**YOUR INSTRUCTIONS**
Your task is to locate every line holding the string "развития" and to copy each of them.

**DATA LINES**
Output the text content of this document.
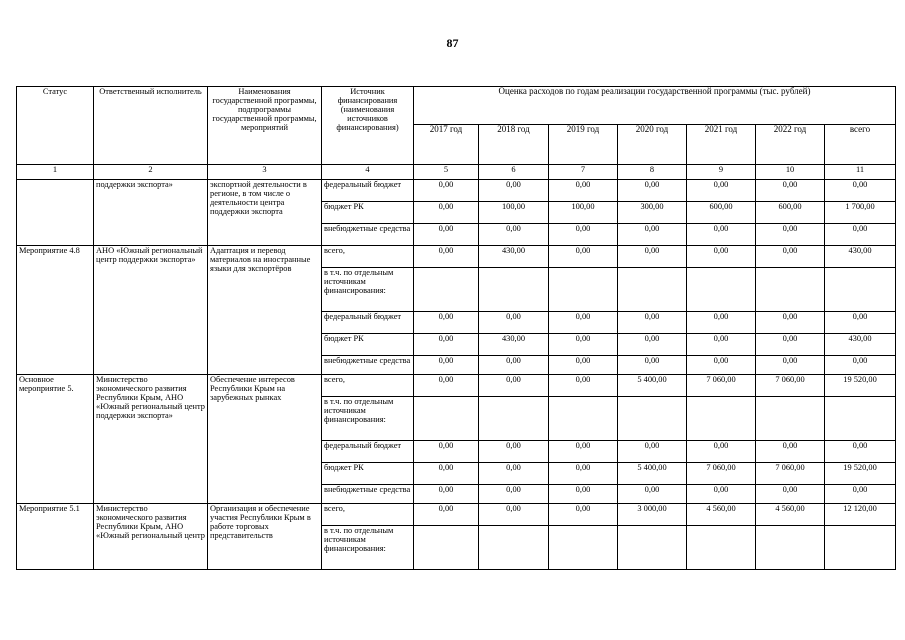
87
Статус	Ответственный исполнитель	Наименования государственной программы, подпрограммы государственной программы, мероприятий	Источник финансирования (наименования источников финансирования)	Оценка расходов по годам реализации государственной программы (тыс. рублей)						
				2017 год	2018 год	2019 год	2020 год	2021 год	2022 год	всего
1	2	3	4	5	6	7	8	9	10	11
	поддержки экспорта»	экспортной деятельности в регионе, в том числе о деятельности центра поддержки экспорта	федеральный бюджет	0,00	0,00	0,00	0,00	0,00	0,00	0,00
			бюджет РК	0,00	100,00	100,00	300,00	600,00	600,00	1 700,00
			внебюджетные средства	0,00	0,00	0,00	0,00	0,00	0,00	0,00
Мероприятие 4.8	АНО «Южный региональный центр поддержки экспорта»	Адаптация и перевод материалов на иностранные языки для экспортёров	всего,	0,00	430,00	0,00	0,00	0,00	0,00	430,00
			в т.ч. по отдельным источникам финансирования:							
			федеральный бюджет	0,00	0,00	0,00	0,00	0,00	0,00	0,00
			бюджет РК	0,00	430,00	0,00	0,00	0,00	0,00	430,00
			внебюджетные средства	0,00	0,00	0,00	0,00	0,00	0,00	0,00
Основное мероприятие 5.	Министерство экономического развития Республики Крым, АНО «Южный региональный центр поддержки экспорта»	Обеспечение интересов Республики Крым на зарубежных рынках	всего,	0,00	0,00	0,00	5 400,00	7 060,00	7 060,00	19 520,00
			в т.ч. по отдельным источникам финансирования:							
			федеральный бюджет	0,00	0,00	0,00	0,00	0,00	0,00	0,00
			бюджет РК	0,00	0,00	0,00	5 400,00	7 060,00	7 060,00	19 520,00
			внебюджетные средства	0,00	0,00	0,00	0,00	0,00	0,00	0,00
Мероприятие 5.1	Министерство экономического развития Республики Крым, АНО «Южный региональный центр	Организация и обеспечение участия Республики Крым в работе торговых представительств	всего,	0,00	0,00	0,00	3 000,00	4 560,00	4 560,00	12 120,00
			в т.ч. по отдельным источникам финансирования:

**TASK OUTPUT**
Основное мероприятие 5.	Министерство экономического развития Республики Крым, АНО «Южный региональный центр поддержки экспорта»	Обеспечение интересов Республики Крым на зарубежных рынках	всего,	0,00	0,00	0,00	5 400,00	7 060,00	7 060,00	19 520,00
Мероприятие 5.1	Министерство экономического развития Республики Крым, АНО «Южный региональный центр	Организация и обеспечение участия Республики Крым в работе торговых представительств	всего,	0,00	0,00	0,00	3 000,00	4 560,00	4 560,00	12 120,00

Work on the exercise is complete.